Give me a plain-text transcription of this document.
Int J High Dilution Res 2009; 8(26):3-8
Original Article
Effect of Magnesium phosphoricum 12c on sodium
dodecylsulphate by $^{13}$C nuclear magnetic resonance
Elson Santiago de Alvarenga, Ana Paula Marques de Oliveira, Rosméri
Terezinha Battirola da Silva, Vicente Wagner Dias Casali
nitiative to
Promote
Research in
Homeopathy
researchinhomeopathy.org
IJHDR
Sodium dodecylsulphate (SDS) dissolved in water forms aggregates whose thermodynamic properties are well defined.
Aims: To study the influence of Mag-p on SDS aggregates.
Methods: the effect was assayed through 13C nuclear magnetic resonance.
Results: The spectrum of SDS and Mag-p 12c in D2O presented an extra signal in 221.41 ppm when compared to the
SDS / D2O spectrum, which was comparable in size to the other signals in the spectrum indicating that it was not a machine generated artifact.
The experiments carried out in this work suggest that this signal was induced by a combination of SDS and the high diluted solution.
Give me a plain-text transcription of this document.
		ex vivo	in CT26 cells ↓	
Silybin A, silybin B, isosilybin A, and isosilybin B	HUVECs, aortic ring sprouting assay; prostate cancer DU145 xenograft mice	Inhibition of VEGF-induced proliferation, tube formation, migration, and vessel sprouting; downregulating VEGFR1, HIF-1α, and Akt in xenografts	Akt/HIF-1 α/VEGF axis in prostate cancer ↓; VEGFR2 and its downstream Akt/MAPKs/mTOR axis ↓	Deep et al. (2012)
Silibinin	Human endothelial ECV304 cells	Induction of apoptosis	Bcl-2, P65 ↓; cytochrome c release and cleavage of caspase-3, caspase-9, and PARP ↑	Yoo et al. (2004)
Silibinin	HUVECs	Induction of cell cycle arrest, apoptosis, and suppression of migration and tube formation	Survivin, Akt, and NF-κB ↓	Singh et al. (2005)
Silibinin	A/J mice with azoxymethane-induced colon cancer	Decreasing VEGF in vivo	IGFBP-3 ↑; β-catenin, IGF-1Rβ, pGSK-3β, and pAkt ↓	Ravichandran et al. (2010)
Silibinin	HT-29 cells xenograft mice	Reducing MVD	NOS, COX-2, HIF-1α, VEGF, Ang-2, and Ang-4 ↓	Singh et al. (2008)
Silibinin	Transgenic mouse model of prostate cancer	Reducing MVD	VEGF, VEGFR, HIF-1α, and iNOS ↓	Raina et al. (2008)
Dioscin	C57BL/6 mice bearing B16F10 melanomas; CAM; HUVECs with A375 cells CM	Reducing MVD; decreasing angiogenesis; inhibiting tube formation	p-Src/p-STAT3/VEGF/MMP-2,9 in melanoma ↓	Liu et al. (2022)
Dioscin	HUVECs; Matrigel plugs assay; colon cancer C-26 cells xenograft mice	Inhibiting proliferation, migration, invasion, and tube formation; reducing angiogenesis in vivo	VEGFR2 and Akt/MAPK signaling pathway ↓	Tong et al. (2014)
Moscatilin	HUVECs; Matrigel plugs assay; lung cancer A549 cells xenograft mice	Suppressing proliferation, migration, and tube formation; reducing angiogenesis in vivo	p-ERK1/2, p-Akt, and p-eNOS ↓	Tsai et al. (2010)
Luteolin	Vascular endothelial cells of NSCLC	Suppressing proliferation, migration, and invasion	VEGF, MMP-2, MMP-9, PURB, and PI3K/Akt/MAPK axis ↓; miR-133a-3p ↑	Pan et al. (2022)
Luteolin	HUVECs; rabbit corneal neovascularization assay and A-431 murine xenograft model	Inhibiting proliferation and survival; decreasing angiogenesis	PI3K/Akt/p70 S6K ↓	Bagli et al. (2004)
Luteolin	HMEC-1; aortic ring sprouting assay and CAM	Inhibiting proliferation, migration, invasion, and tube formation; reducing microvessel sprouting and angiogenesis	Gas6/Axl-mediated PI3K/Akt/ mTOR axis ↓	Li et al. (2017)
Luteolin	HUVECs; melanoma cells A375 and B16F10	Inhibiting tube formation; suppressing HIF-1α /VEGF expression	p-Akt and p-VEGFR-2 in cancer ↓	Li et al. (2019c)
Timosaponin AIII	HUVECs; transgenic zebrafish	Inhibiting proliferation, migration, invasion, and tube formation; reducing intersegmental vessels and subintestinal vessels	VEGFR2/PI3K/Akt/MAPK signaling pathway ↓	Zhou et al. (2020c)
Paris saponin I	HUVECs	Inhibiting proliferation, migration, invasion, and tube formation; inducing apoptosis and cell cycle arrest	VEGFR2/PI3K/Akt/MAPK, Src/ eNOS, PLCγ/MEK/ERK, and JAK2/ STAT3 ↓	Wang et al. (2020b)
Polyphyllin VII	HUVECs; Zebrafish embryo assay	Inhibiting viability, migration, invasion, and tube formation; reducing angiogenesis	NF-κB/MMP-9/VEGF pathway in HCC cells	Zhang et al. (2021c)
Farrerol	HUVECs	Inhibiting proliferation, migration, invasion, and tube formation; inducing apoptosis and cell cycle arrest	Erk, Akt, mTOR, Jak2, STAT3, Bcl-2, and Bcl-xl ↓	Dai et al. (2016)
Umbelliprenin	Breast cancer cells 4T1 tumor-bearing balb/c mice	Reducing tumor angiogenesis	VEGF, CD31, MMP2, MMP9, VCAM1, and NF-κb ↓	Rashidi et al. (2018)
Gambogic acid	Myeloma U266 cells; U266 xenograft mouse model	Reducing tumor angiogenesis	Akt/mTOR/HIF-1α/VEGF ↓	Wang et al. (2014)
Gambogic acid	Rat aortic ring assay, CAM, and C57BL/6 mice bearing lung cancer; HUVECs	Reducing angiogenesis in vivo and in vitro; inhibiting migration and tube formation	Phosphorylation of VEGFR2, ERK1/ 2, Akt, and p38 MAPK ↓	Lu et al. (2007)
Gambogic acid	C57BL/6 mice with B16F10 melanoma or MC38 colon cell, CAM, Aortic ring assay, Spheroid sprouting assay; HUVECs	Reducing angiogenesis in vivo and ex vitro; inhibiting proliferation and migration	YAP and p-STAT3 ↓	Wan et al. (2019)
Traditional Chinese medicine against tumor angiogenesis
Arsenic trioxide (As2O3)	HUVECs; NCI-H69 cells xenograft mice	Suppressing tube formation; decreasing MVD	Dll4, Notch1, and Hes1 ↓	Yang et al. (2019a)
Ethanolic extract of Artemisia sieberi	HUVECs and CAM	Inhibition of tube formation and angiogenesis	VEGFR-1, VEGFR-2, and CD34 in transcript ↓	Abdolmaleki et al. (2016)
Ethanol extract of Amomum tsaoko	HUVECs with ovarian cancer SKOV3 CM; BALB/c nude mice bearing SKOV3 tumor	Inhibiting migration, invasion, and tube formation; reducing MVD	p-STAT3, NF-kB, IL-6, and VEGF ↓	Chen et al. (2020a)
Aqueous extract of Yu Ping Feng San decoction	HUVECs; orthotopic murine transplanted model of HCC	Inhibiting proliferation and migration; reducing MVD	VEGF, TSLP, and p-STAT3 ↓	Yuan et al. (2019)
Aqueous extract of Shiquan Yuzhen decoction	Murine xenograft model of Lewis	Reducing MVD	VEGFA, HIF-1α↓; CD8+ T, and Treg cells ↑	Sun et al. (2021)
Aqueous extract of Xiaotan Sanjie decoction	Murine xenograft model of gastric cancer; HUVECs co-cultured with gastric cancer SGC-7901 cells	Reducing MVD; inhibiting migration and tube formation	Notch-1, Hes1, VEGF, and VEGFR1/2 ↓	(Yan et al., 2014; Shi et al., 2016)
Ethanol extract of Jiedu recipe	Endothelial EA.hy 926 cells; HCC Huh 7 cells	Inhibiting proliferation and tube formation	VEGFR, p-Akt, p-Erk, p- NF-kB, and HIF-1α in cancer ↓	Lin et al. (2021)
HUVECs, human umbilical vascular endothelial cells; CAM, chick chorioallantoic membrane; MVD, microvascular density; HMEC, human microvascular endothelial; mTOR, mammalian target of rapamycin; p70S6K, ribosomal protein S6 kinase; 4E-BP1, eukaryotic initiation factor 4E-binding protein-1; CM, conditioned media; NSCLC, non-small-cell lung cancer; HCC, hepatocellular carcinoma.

-*-*-

**Task prompt**. Could you state the number of lines above in which the word "mTOR" appears? Give that number by itself.

**Solution to this exercise**. 5